■ SET PROBLEM: Copy the records below exactly as they are written.

■ DATA LISTING:
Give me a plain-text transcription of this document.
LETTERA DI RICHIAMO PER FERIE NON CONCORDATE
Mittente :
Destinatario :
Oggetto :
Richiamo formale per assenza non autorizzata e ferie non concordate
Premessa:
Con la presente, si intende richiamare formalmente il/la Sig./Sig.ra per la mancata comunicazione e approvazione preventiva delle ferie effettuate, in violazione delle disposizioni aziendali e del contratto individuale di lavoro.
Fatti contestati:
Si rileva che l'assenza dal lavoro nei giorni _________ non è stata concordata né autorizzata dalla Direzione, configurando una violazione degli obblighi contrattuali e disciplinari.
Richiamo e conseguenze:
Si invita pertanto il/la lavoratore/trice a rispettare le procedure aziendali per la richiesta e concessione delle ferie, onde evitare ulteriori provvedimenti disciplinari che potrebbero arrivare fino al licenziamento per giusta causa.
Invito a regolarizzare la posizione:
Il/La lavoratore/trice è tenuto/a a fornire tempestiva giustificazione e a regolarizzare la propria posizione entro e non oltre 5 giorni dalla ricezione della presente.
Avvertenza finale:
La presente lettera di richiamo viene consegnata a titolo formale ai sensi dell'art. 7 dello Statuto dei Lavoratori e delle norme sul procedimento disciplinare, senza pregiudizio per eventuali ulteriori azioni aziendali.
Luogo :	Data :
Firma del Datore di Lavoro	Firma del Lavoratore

■ FINAL ANSWER:
Give me a plain-text transcription of this document.
LETTERA DI RICHIAMO PER FERIE NON CONCORDATE
Mittente :
Destinatario :
Oggetto :
Richiamo formale per assenza non autorizzata e ferie non concordate
Premessa:
Con la presente, si intende richiamare formalmente il/la Sig./Sig.ra per la mancata comunicazione e approvazione preventiva delle ferie effettuate, in violazione delle disposizioni aziendali e del contratto individuale di lavoro.
Fatti contestati:
Si rileva che l'assenza dal lavoro nei giorni _________ non è stata concordata né autorizzata dalla Direzione, configurando una violazione degli obblighi contrattuali e disciplinari.
Richiamo e conseguenze:
Si invita pertanto il/la lavoratore/trice a rispettare le procedure aziendali per la richiesta e concessione delle ferie, onde evitare ulteriori provvedimenti disciplinari che potrebbero arrivare fino al licenziamento per giusta causa.
Invito a regolarizzare la posizione:
Il/La lavoratore/trice è tenuto/a a fornire tempestiva giustificazione e a regolarizzare la propria posizione entro e non oltre 5 giorni dalla ricezione della presente.
Avvertenza finale:
La presente lettera di richiamo viene consegnata a titolo formale ai sensi dell'art. 7 dello Statuto dei Lavoratori e delle norme sul procedimento disciplinare, senza pregiudizio per eventuali ulteriori azioni aziendali.
Luogo :	Data :
Firma del Datore di Lavoro	Firma del Lavoratore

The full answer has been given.